# DATASET CONTENT:
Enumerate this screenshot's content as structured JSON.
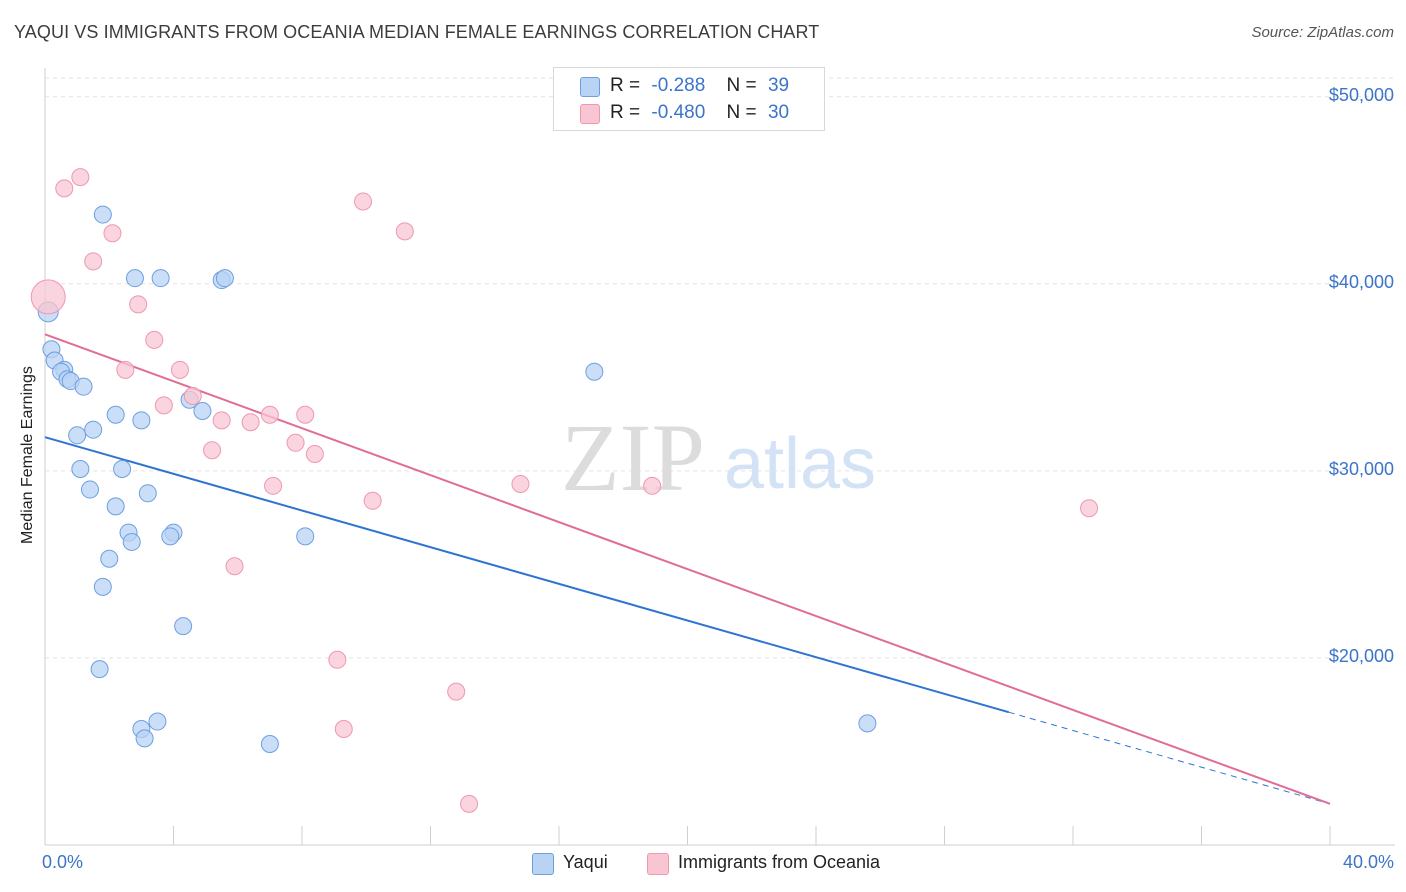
{
  "title": "YAQUI VS IMMIGRANTS FROM OCEANIA MEDIAN FEMALE EARNINGS CORRELATION CHART",
  "source": "Source: ZipAtlas.com",
  "watermark": {
    "zip": "ZIP",
    "atlas": "atlas"
  },
  "legend": {
    "r_label": "R =",
    "n_label": "N =",
    "rows": [
      {
        "r": "-0.288",
        "n": "39"
      },
      {
        "r": "-0.480",
        "n": "30"
      }
    ]
  },
  "colors": {
    "yaqui_fill": "#b9d3f4",
    "yaqui_stroke": "#6d9fe0",
    "yaqui_line": "#2f74d0",
    "oceania_fill": "#f8c6d3",
    "oceania_stroke": "#ee98b1",
    "oceania_line": "#e06d95",
    "accent_text": "#3b74c9",
    "grid": "#e3e3e3"
  },
  "chart_data": {
    "type": "scatter",
    "title": "YAQUI VS IMMIGRANTS FROM OCEANIA MEDIAN FEMALE EARNINGS CORRELATION CHART",
    "xlabel": "",
    "ylabel": "Median Female Earnings",
    "xlim": [
      0,
      40
    ],
    "ylim": [
      10000,
      51000
    ],
    "x_tick_labels": [
      "0.0%",
      "40.0%"
    ],
    "y_ticks": [
      20000,
      30000,
      40000,
      50000
    ],
    "y_tick_labels": [
      "$20,000",
      "$30,000",
      "$40,000",
      "$50,000"
    ],
    "grid": true,
    "legend_position": "top-center",
    "series": [
      {
        "name": "Yaqui",
        "points": [
          [
            0.1,
            38500
          ],
          [
            0.2,
            36500
          ],
          [
            0.3,
            35900
          ],
          [
            0.6,
            35400
          ],
          [
            0.5,
            35300
          ],
          [
            0.7,
            34900
          ],
          [
            0.8,
            34800
          ],
          [
            1.2,
            34500
          ],
          [
            1.8,
            43700
          ],
          [
            2.8,
            40300
          ],
          [
            3.6,
            40300
          ],
          [
            5.5,
            40200
          ],
          [
            5.6,
            40300
          ],
          [
            4.5,
            33800
          ],
          [
            4.9,
            33200
          ],
          [
            2.2,
            33000
          ],
          [
            3.0,
            32700
          ],
          [
            1.5,
            32200
          ],
          [
            1.0,
            31900
          ],
          [
            1.1,
            30100
          ],
          [
            2.4,
            30100
          ],
          [
            1.4,
            29000
          ],
          [
            3.2,
            28800
          ],
          [
            2.2,
            28100
          ],
          [
            2.6,
            26700
          ],
          [
            4.0,
            26700
          ],
          [
            3.9,
            26500
          ],
          [
            2.7,
            26200
          ],
          [
            8.1,
            26500
          ],
          [
            2.0,
            25300
          ],
          [
            1.8,
            23800
          ],
          [
            4.3,
            21700
          ],
          [
            1.7,
            19400
          ],
          [
            3.5,
            16600
          ],
          [
            3.0,
            16200
          ],
          [
            3.1,
            15700
          ],
          [
            7.0,
            15400
          ],
          [
            17.1,
            35300
          ],
          [
            25.6,
            16500
          ]
        ]
      },
      {
        "name": "Immigrants from Oceania",
        "points": [
          [
            0.1,
            39300
          ],
          [
            1.1,
            45700
          ],
          [
            0.6,
            45100
          ],
          [
            2.1,
            42700
          ],
          [
            1.5,
            41200
          ],
          [
            2.9,
            38900
          ],
          [
            3.4,
            37000
          ],
          [
            2.5,
            35400
          ],
          [
            4.2,
            35400
          ],
          [
            3.7,
            33500
          ],
          [
            4.6,
            34000
          ],
          [
            5.5,
            32700
          ],
          [
            6.4,
            32600
          ],
          [
            7.0,
            33000
          ],
          [
            8.1,
            33000
          ],
          [
            7.8,
            31500
          ],
          [
            5.2,
            31100
          ],
          [
            8.4,
            30900
          ],
          [
            7.1,
            29200
          ],
          [
            10.2,
            28400
          ],
          [
            14.8,
            29300
          ],
          [
            18.9,
            29200
          ],
          [
            9.9,
            44400
          ],
          [
            11.2,
            42800
          ],
          [
            5.9,
            24900
          ],
          [
            9.1,
            19900
          ],
          [
            9.3,
            16200
          ],
          [
            12.8,
            18200
          ],
          [
            13.2,
            12200
          ],
          [
            32.5,
            28000
          ]
        ]
      }
    ],
    "trend_lines": [
      {
        "name": "Yaqui",
        "x": [
          0,
          30,
          40
        ],
        "y": [
          31800,
          17100,
          12200
        ],
        "dashed_from_x": 30
      },
      {
        "name": "Immigrants from Oceania",
        "x": [
          0,
          40
        ],
        "y": [
          37300,
          12200
        ]
      }
    ]
  },
  "bottom_legend": [
    {
      "label": "Yaqui"
    },
    {
      "label": "Immigrants from Oceania"
    }
  ]
}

# WORK TO DO:
All of the entries need to be transcribed word for word; pictures are left out.

# ANSWER TO THE TASK:
Enumerate this screenshot's content as structured JSON.
{
  "title": "YAQUI VS IMMIGRANTS FROM OCEANIA MEDIAN FEMALE EARNINGS CORRELATION CHART",
  "source": "Source: ZipAtlas.com",
  "watermark": {
    "zip": "ZIP",
    "atlas": "atlas"
  },
  "legend": {
    "r_label": "R =",
    "n_label": "N =",
    "rows": [
      {
        "r": "-0.288",
        "n": "39"
      },
      {
        "r": "-0.480",
        "n": "30"
      }
    ]
  },
  "colors": {
    "yaqui_fill": "#b9d3f4",
    "yaqui_stroke": "#6d9fe0",
    "yaqui_line": "#2f74d0",
    "oceania_fill": "#f8c6d3",
    "oceania_stroke": "#ee98b1",
    "oceania_line": "#e06d95",
    "accent_text": "#3b74c9",
    "grid": "#e3e3e3"
  },
  "chart_data": {
    "type": "scatter",
    "title": "YAQUI VS IMMIGRANTS FROM OCEANIA MEDIAN FEMALE EARNINGS CORRELATION CHART",
    "xlabel": "",
    "ylabel": "Median Female Earnings",
    "xlim": [
      0,
      40
    ],
    "ylim": [
      10000,
      51000
    ],
    "x_tick_labels": [
      "0.0%",
      "40.0%"
    ],
    "y_ticks": [
      20000,
      30000,
      40000,
      50000
    ],
    "y_tick_labels": [
      "$20,000",
      "$30,000",
      "$40,000",
      "$50,000"
    ],
    "grid": true,
    "legend_position": "top-center",
    "series": [
      {
        "name": "Yaqui",
        "points": [
          [
            0.1,
            38500
          ],
          [
            0.2,
            36500
          ],
          [
            0.3,
            35900
          ],
          [
            0.6,
            35400
          ],
          [
            0.5,
            35300
          ],
          [
            0.7,
            34900
          ],
          [
            0.8,
            34800
          ],
          [
            1.2,
            34500
          ],
          [
            1.8,
            43700
          ],
          [
            2.8,
            40300
          ],
          [
            3.6,
            40300
          ],
          [
            5.5,
            40200
          ],
          [
            5.6,
            40300
          ],
          [
            4.5,
            33800
          ],
          [
            4.9,
            33200
          ],
          [
            2.2,
            33000
          ],
          [
            3.0,
            32700
          ],
          [
            1.5,
            32200
          ],
          [
            1.0,
            31900
          ],
          [
            1.1,
            30100
          ],
          [
            2.4,
            30100
          ],
          [
            1.4,
            29000
          ],
          [
            3.2,
            28800
          ],
          [
            2.2,
            28100
          ],
          [
            2.6,
            26700
          ],
          [
            4.0,
            26700
          ],
          [
            3.9,
            26500
          ],
          [
            2.7,
            26200
          ],
          [
            8.1,
            26500
          ],
          [
            2.0,
            25300
          ],
          [
            1.8,
            23800
          ],
          [
            4.3,
            21700
          ],
          [
            1.7,
            19400
          ],
          [
            3.5,
            16600
          ],
          [
            3.0,
            16200
          ],
          [
            3.1,
            15700
          ],
          [
            7.0,
            15400
          ],
          [
            17.1,
            35300
          ],
          [
            25.6,
            16500
          ]
        ]
      },
      {
        "name": "Immigrants from Oceania",
        "points": [
          [
            0.1,
            39300
          ],
          [
            1.1,
            45700
          ],
          [
            0.6,
            45100
          ],
          [
            2.1,
            42700
          ],
          [
            1.5,
            41200
          ],
          [
            2.9,
            38900
          ],
          [
            3.4,
            37000
          ],
          [
            2.5,
            35400
          ],
          [
            4.2,
            35400
          ],
          [
            3.7,
            33500
          ],
          [
            4.6,
            34000
          ],
          [
            5.5,
            32700
          ],
          [
            6.4,
            32600
          ],
          [
            7.0,
            33000
          ],
          [
            8.1,
            33000
          ],
          [
            7.8,
            31500
          ],
          [
            5.2,
            31100
          ],
          [
            8.4,
            30900
          ],
          [
            7.1,
            29200
          ],
          [
            10.2,
            28400
          ],
          [
            14.8,
            29300
          ],
          [
            18.9,
            29200
          ],
          [
            9.9,
            44400
          ],
          [
            11.2,
            42800
          ],
          [
            5.9,
            24900
          ],
          [
            9.1,
            19900
          ],
          [
            9.3,
            16200
          ],
          [
            12.8,
            18200
          ],
          [
            13.2,
            12200
          ],
          [
            32.5,
            28000
          ]
        ]
      }
    ],
    "trend_lines": [
      {
        "name": "Yaqui",
        "x": [
          0,
          30,
          40
        ],
        "y": [
          31800,
          17100,
          12200
        ],
        "dashed_from_x": 30
      },
      {
        "name": "Immigrants from Oceania",
        "x": [
          0,
          40
        ],
        "y": [
          37300,
          12200
        ]
      }
    ]
  },
  "bottom_legend": [
    {
      "label": "Yaqui"
    },
    {
      "label": "Immigrants from Oceania"
    }
  ]
}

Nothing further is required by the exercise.